▶ **TASK TO CARRY OUT**
In the listing below, locate the lines bearing the word "screenshot". Copy every one of them.

▶ **TASK MATERIAL**
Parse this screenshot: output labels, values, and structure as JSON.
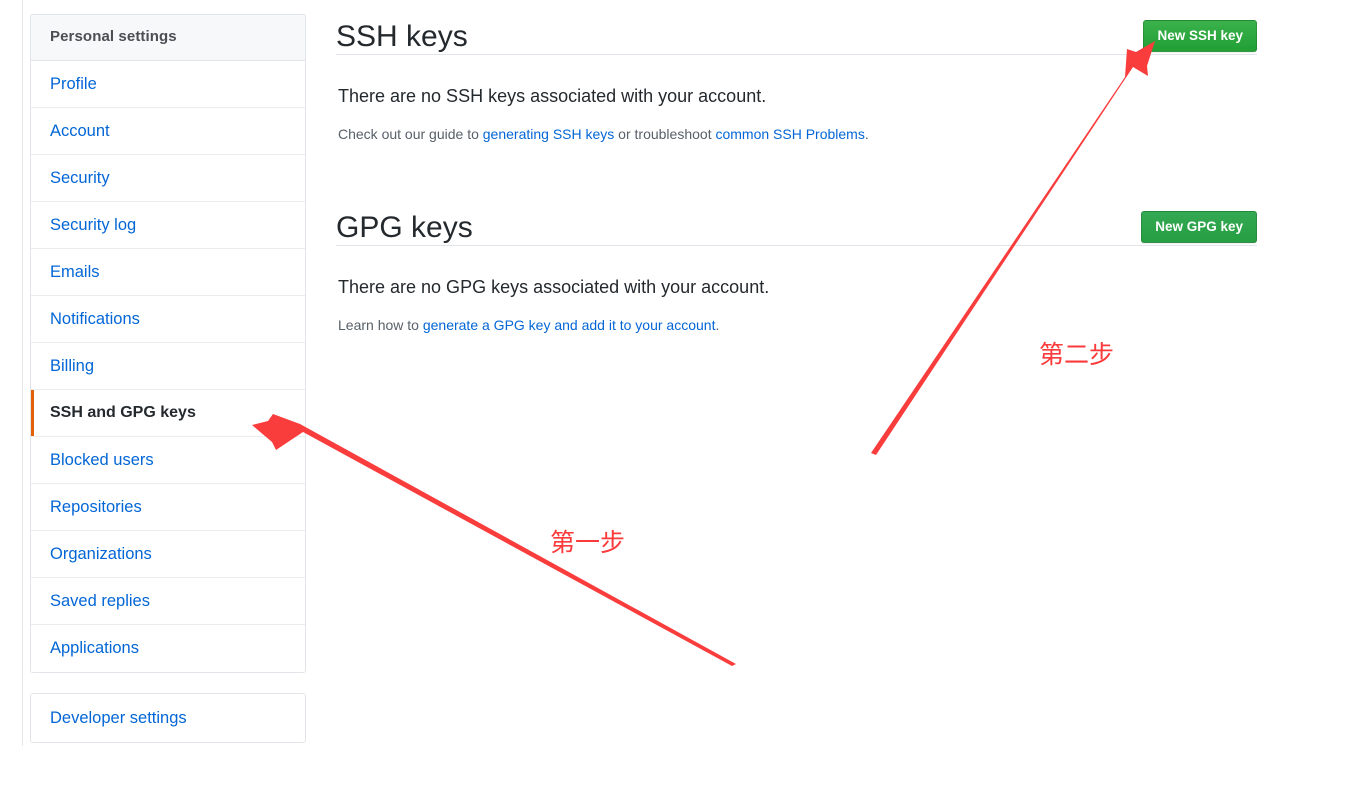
{
  "sidebar": {
    "heading": "Personal settings",
    "items": [
      {
        "label": "Profile",
        "selected": false
      },
      {
        "label": "Account",
        "selected": false
      },
      {
        "label": "Security",
        "selected": false
      },
      {
        "label": "Security log",
        "selected": false
      },
      {
        "label": "Emails",
        "selected": false
      },
      {
        "label": "Notifications",
        "selected": false
      },
      {
        "label": "Billing",
        "selected": false
      },
      {
        "label": "SSH and GPG keys",
        "selected": true
      },
      {
        "label": "Blocked users",
        "selected": false
      },
      {
        "label": "Repositories",
        "selected": false
      },
      {
        "label": "Organizations",
        "selected": false
      },
      {
        "label": "Saved replies",
        "selected": false
      },
      {
        "label": "Applications",
        "selected": false
      }
    ],
    "developer_settings": "Developer settings"
  },
  "ssh_section": {
    "title": "SSH keys",
    "button_label": "New SSH key",
    "empty_message": "There are no SSH keys associated with your account.",
    "help_prefix": "Check out our guide to ",
    "help_link1": "generating SSH keys",
    "help_middle": " or troubleshoot ",
    "help_link2": "common SSH Problems",
    "help_suffix": "."
  },
  "gpg_section": {
    "title": "GPG keys",
    "button_label": "New GPG key",
    "empty_message": "There are no GPG keys associated with your account.",
    "help_prefix": "Learn how to ",
    "help_link1": "generate a GPG key and add it to your account",
    "help_suffix": "."
  },
  "annotations": {
    "step1": "第一步",
    "step2": "第二步",
    "arrow_color": "#fb3b3b"
  },
  "colors": {
    "link": "#0366d6",
    "text": "#24292e",
    "muted": "#586069",
    "border": "#e1e4e8",
    "selected_marker": "#e36209",
    "button_green": "#2ea44f",
    "annotation_red": "#fb3b3b"
  }
}
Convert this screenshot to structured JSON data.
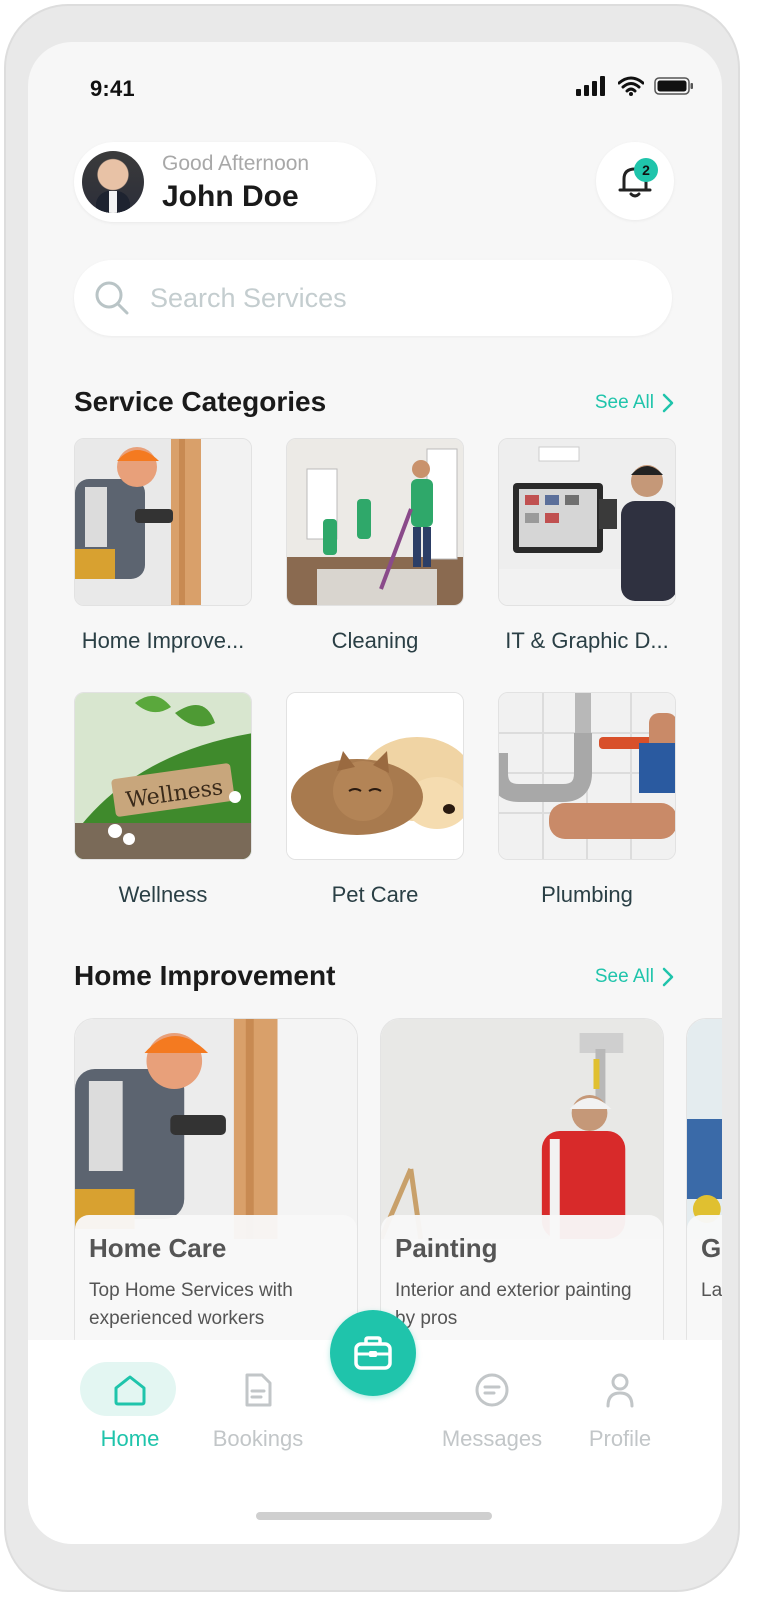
{
  "status_bar": {
    "time": "9:41"
  },
  "header": {
    "greeting": "Good Afternoon",
    "user_name": "John Doe",
    "notification_count": "2"
  },
  "search": {
    "placeholder": "Search Services"
  },
  "categories_section": {
    "title": "Service Categories",
    "see_all": "See All",
    "items": [
      {
        "label": "Home Improve...",
        "image": "home-improvement-photo"
      },
      {
        "label": "Cleaning",
        "image": "cleaning-photo"
      },
      {
        "label": "IT & Graphic D...",
        "image": "it-graphic-design-photo"
      },
      {
        "label": "Wellness",
        "image": "wellness-photo",
        "image_text": "Wellness"
      },
      {
        "label": "Pet Care",
        "image": "pet-care-photo"
      },
      {
        "label": "Plumbing",
        "image": "plumbing-photo"
      }
    ]
  },
  "home_improvement_section": {
    "title": "Home Improvement",
    "see_all": "See All",
    "cards": [
      {
        "title": "Home Care",
        "description": "Top Home Services with experienced workers"
      },
      {
        "title": "Painting",
        "description": "Interior and exterior painting by pros"
      },
      {
        "title": "G",
        "description": "La m"
      }
    ]
  },
  "bottom_nav": {
    "items": [
      {
        "label": "Home",
        "icon": "home-icon",
        "active": true
      },
      {
        "label": "Bookings",
        "icon": "document-icon",
        "active": false
      },
      {
        "label": "Messages",
        "icon": "message-icon",
        "active": false
      },
      {
        "label": "Profile",
        "icon": "user-icon",
        "active": false
      }
    ],
    "center_icon": "briefcase-icon"
  },
  "colors": {
    "accent": "#1fc4ab",
    "background": "#f7f7f7",
    "inactive": "#c2c6c8"
  }
}
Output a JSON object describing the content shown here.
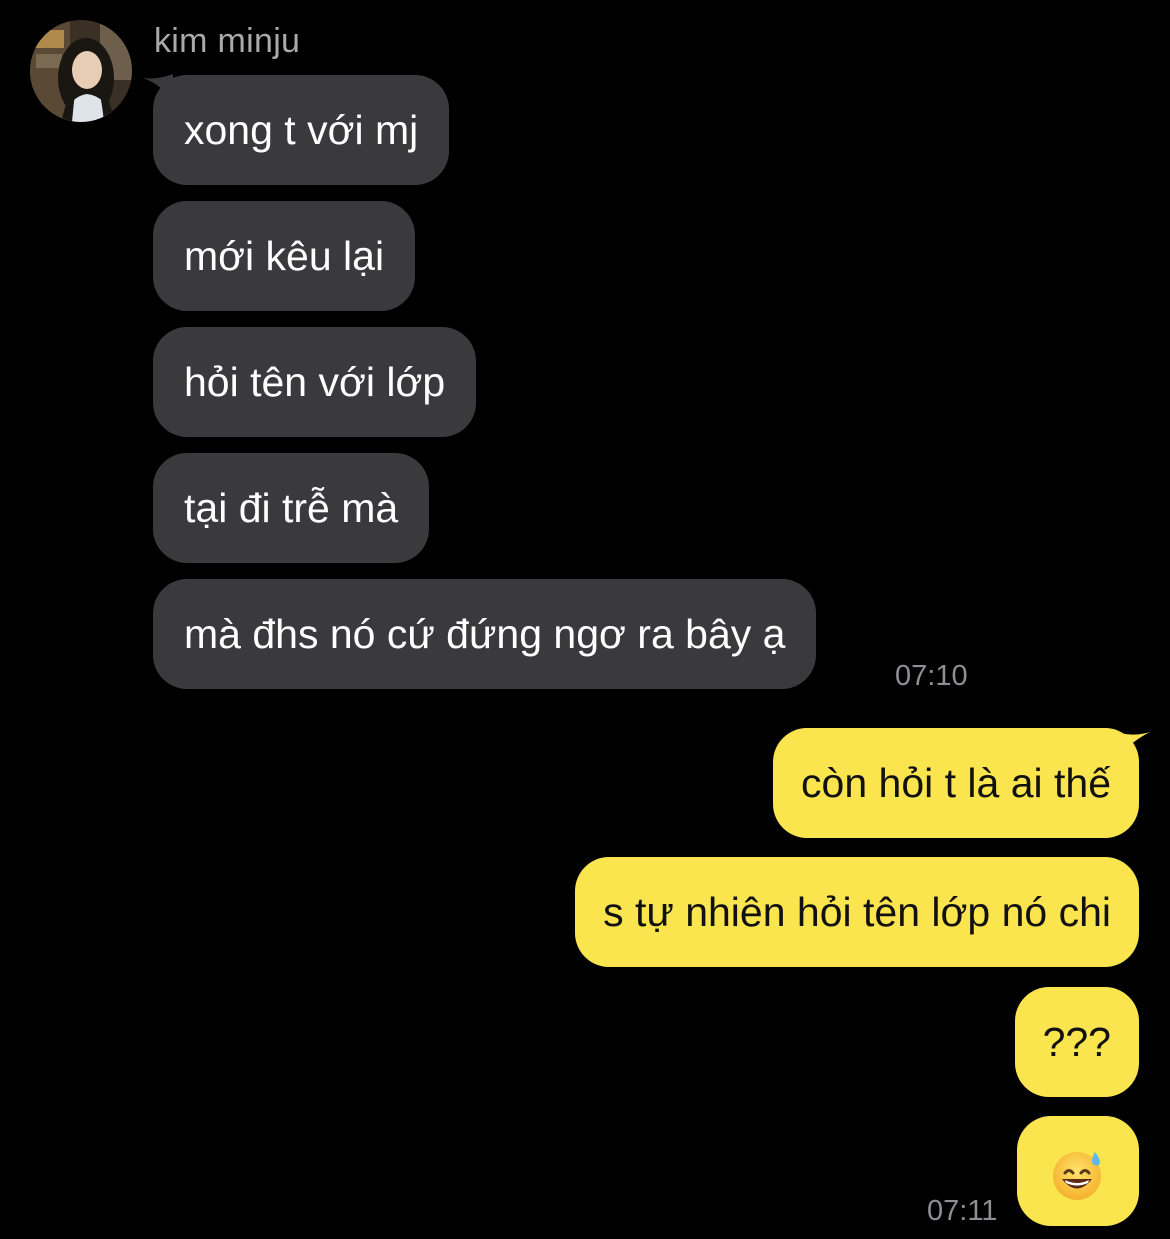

▶ **EXERCISE OUTPUT**
Parse this screenshot: output labels, values, and structure as JSON.
Convert this screenshot to structured JSON data.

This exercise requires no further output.